▶ _Kutipan Teks_

Rabu, 15 Agustus 2012

Gajah di Afrika Selatan Wajib Ikut Program KB

[imagetag]

OHANNESBURG -Gajah-gajah di Afrika Selatan bakal wajib masuk KB alias Keluarga Berencana berkaitan dengan populasi mereka yang meningkat cepat. Pengendalian angka kelahiran gajah ini harus dilakukan, karena populasi mereka sudah mengancam perkebunan, pepohonan dan kehidupan liar lainnya.
Tidak seperti di kawasan Afrika lainnya di mana populasi gajah terus merosot akibat perburuan liar dan hilangnya lingkungan pendukung hidup gajah, di Afrika Selatan justru populasi gajah terus meningkat terutama di kawasan konservasi. Karenanya, tingkat kelahiran gajah harus dikontrol.

▶ _Data Hasil Ekstraksi_

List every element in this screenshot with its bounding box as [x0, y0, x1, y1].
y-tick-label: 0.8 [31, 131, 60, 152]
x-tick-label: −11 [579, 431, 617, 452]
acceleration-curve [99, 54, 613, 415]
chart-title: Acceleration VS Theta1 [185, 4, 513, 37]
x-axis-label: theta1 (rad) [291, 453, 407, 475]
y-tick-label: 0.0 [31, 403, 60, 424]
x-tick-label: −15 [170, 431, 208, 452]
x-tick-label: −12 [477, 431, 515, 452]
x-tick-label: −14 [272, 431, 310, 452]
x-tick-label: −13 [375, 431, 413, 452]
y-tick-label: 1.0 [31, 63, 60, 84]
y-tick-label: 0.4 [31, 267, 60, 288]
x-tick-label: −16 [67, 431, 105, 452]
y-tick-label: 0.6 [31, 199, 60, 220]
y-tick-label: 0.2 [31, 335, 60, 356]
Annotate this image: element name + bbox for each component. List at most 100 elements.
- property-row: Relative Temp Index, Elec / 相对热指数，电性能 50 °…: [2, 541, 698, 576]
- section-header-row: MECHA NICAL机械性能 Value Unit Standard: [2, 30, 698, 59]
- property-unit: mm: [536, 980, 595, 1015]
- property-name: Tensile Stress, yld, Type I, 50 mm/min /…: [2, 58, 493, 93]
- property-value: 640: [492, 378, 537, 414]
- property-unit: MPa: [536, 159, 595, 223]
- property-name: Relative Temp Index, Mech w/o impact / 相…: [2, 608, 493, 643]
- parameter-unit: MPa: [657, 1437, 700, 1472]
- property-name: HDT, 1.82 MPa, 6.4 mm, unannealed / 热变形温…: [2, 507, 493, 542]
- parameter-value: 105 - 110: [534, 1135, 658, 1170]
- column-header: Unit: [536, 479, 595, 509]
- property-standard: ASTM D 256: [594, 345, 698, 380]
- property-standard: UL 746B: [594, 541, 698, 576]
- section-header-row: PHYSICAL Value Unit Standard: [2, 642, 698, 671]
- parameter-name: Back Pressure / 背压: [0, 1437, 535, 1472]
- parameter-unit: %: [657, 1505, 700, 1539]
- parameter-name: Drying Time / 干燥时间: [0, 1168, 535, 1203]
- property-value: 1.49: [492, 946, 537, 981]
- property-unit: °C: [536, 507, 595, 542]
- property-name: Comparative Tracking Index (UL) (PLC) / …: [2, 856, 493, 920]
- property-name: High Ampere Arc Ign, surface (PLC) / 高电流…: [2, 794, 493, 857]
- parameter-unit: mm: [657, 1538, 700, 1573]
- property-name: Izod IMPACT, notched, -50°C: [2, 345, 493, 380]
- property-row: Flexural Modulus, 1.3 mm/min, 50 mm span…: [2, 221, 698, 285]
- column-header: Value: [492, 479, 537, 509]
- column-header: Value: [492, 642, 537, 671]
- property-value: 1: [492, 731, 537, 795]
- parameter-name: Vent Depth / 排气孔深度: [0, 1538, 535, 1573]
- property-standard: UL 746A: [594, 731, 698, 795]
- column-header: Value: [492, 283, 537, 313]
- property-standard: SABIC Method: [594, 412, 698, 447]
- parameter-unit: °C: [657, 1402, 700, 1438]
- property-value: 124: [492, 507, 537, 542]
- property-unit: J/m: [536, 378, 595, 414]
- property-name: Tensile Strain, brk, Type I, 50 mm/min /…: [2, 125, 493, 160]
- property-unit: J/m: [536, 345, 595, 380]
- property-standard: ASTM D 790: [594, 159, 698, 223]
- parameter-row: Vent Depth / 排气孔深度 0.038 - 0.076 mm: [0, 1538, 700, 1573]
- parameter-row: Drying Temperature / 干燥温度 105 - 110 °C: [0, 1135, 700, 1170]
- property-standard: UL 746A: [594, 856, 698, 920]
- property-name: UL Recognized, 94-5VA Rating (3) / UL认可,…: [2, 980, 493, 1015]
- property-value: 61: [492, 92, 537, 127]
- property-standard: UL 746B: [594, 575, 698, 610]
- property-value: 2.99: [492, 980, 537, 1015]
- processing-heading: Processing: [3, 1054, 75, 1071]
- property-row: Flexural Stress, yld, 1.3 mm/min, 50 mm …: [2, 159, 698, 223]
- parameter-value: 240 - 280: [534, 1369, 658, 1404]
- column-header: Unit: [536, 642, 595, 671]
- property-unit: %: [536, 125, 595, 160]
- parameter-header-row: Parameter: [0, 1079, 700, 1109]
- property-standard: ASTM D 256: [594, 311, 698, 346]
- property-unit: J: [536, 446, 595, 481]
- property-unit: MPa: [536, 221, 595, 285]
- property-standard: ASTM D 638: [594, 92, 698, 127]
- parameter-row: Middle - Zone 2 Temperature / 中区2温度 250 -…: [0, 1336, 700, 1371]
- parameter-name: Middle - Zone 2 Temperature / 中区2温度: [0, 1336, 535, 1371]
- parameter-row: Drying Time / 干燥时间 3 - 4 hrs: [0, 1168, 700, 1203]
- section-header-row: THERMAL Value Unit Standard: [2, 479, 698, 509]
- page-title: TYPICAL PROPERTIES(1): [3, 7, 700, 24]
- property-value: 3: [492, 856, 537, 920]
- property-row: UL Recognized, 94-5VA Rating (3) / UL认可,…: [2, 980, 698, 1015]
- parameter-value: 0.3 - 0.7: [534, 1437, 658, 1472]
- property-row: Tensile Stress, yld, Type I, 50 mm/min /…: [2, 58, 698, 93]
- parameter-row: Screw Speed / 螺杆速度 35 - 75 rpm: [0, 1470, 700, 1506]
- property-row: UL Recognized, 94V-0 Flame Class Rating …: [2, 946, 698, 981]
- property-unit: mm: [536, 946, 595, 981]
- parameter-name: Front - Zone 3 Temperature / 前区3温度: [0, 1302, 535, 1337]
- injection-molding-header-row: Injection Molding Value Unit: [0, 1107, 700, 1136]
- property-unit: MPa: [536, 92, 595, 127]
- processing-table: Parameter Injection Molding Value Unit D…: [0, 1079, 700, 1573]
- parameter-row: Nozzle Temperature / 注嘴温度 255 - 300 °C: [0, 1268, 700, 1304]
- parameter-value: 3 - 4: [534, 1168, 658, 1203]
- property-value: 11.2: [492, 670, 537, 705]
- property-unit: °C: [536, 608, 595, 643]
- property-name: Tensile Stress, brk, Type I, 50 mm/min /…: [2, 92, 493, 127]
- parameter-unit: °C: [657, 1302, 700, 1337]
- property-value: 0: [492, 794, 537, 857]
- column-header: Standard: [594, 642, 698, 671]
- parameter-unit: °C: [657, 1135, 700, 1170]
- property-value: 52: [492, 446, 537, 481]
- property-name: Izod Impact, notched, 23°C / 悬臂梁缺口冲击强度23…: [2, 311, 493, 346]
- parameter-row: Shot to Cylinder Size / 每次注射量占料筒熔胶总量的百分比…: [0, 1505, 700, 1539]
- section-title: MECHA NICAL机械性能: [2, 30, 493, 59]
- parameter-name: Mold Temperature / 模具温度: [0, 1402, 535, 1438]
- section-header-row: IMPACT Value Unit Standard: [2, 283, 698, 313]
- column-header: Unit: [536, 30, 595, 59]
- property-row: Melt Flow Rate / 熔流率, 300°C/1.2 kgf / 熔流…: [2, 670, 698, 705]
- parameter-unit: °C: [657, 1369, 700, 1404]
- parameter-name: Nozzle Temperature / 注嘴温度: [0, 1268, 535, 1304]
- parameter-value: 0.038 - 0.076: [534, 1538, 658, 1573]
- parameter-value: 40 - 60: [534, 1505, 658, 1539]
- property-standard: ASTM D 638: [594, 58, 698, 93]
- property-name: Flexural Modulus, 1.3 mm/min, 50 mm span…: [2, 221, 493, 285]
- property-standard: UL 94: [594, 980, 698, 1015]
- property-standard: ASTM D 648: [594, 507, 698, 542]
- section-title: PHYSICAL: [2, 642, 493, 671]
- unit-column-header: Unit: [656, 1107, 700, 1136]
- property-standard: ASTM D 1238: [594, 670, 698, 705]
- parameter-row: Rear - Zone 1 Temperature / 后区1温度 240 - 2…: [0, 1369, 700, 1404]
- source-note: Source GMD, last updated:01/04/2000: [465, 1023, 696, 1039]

▶ _Petunjuk Tugas_
Cetaklah tanpa perubahan bagian artikel tentang gajah di Afrika Selatan yang dibuka dengan kata-kata yang memuat "Gajah di Afrika Selatan Wajib" dan ditutup dengan "kehidupan liar lainnya.".

▶ _Hasil Tugas_
Gajah di Afrika Selatan Wajib Ikut Program KB

[imagetag]

OHANNESBURG -Gajah-gajah di Afrika Selatan bakal wajib masuk KB alias Keluarga Berencana berkaitan dengan populasi mereka yang meningkat cepat. Pengendalian angka kelahiran gajah ini harus dilakukan, karena populasi mereka sudah mengancam perkebunan, pepohonan dan kehidupan liar lainnya.